**Aim of the exercise**
Find the string "神舟十号" in the listing and report every line that has it.

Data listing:

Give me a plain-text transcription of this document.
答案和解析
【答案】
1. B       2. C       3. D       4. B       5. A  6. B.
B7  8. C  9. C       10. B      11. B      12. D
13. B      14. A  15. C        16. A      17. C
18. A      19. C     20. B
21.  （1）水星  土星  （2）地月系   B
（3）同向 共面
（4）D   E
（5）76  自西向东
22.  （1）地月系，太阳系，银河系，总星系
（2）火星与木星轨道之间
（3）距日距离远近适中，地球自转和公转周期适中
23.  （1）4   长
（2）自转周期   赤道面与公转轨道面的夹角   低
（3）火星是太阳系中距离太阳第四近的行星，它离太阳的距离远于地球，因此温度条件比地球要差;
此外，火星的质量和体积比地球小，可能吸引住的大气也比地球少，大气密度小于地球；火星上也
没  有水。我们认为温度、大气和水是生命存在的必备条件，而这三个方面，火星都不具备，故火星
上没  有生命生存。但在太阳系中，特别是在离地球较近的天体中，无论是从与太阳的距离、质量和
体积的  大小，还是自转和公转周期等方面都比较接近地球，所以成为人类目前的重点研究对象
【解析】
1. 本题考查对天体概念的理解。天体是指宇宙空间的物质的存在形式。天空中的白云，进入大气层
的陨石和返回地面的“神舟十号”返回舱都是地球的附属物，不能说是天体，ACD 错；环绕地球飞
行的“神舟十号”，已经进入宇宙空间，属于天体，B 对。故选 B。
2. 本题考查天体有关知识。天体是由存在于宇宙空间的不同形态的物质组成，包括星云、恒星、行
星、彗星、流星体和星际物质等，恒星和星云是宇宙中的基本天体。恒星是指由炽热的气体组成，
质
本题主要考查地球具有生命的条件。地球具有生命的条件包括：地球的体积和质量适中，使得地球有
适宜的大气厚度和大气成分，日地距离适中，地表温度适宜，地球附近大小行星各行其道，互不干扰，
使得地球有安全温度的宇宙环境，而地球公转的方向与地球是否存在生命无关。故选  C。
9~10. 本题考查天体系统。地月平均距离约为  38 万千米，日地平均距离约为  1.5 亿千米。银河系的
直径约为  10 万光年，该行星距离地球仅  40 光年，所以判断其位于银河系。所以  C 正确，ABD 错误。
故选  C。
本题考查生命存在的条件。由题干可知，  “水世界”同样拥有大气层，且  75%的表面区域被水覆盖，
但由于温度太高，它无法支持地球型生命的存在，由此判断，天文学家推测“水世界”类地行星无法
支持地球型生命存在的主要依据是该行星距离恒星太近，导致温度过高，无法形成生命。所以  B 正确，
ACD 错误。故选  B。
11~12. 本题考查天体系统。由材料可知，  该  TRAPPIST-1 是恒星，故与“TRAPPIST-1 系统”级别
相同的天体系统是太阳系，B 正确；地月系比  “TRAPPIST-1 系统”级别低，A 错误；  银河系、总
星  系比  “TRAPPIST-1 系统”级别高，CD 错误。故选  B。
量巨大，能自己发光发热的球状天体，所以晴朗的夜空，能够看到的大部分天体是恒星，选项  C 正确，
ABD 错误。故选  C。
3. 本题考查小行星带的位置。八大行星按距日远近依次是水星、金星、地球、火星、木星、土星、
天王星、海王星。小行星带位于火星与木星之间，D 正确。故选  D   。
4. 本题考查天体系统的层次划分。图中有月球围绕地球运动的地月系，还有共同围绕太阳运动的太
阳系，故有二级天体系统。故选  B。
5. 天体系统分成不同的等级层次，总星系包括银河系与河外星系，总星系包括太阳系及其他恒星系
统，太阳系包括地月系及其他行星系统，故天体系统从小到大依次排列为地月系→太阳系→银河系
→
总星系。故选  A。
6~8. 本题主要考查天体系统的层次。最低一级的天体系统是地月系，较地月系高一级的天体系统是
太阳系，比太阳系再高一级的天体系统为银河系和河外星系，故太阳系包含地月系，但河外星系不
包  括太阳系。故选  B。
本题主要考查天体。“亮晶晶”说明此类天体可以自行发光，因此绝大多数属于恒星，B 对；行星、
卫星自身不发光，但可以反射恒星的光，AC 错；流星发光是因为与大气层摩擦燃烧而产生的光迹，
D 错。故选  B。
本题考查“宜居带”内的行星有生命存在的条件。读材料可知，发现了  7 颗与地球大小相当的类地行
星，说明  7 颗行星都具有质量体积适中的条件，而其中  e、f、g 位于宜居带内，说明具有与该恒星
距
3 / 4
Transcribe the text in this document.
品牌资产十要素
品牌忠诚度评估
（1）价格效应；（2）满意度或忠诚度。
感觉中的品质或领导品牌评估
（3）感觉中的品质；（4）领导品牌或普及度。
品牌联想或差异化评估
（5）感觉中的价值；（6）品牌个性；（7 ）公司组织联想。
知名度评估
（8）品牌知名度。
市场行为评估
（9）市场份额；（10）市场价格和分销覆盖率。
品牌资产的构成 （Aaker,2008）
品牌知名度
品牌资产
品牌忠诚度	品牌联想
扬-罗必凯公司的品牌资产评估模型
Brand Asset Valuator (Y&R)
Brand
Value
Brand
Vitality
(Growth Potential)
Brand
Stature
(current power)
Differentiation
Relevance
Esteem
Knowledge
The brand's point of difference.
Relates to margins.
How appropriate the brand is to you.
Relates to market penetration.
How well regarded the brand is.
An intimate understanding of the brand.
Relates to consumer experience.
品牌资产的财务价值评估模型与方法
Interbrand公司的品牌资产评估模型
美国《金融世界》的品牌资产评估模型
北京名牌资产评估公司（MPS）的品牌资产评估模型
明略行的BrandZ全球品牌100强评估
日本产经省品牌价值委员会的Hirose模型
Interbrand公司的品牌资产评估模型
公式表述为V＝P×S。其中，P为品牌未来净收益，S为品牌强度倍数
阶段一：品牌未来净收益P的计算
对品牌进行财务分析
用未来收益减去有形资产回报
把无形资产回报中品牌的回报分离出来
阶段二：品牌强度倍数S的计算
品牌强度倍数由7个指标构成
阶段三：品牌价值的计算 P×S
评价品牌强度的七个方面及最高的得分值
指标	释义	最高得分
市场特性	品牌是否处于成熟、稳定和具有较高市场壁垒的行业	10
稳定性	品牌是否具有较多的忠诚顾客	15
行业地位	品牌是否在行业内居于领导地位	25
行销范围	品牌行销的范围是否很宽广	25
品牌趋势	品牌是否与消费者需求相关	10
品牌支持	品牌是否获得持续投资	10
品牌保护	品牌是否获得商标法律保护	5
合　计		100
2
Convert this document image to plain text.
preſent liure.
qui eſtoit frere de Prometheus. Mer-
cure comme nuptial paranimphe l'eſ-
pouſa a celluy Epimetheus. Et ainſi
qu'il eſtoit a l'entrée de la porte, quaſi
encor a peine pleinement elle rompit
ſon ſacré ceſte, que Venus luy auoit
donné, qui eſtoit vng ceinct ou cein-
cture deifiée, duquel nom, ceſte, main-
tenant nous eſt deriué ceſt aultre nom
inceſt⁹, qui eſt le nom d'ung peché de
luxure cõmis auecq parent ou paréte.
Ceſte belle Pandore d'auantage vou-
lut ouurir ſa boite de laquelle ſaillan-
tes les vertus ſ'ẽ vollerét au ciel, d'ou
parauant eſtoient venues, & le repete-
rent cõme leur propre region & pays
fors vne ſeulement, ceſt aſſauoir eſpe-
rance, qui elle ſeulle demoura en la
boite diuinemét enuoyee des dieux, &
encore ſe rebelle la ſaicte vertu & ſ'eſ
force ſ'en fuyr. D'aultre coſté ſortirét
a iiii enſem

**Task answer**
的陨石和返回地面的“神舟十号”返回舱都是地球的附属物，不能说是天体，ACD 错；环绕地球飞
行的“神舟十号”，已经进入宇宙空间，属于天体，B 对。故选 B。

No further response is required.